> _Objective_
Leave out every picture, then transcribe the rest of the listing exactly.

> _Materials provided_
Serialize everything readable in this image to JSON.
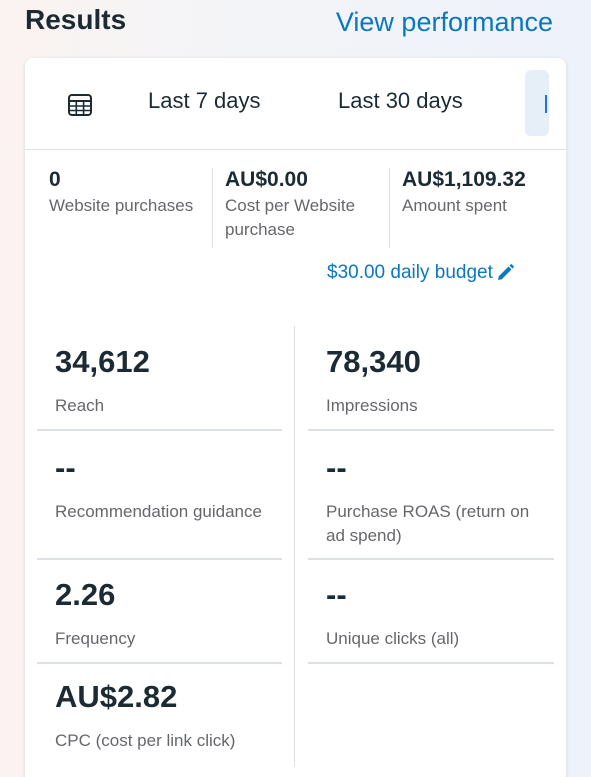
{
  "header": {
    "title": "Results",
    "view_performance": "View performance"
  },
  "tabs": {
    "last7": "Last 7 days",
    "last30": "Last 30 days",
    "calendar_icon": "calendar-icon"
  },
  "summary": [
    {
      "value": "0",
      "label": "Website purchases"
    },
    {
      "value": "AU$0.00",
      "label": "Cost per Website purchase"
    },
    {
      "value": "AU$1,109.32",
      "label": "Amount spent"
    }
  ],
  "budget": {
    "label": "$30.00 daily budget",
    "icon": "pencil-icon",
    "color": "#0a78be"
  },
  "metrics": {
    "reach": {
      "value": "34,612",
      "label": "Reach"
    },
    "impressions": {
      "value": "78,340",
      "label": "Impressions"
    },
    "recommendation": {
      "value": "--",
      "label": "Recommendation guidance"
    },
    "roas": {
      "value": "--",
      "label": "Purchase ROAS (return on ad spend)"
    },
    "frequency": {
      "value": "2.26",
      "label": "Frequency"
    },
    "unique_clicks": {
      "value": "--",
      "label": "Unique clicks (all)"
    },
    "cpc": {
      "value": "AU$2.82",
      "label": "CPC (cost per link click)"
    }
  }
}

> _Written solution_
Serialize everything readable in this image to JSON.
{
  "header": {
    "title": "Results",
    "view_performance": "View performance"
  },
  "tabs": {
    "last7": "Last 7 days",
    "last30": "Last 30 days",
    "calendar_icon": "calendar-icon"
  },
  "summary": [
    {
      "value": "0",
      "label": "Website purchases"
    },
    {
      "value": "AU$0.00",
      "label": "Cost per Website purchase"
    },
    {
      "value": "AU$1,109.32",
      "label": "Amount spent"
    }
  ],
  "budget": {
    "label": "$30.00 daily budget",
    "icon": "pencil-icon",
    "color": "#0a78be"
  },
  "metrics": {
    "reach": {
      "value": "34,612",
      "label": "Reach"
    },
    "impressions": {
      "value": "78,340",
      "label": "Impressions"
    },
    "recommendation": {
      "value": "--",
      "label": "Recommendation guidance"
    },
    "roas": {
      "value": "--",
      "label": "Purchase ROAS (return on ad spend)"
    },
    "frequency": {
      "value": "2.26",
      "label": "Frequency"
    },
    "unique_clicks": {
      "value": "--",
      "label": "Unique clicks (all)"
    },
    "cpc": {
      "value": "AU$2.82",
      "label": "CPC (cost per link click)"
    }
  }
}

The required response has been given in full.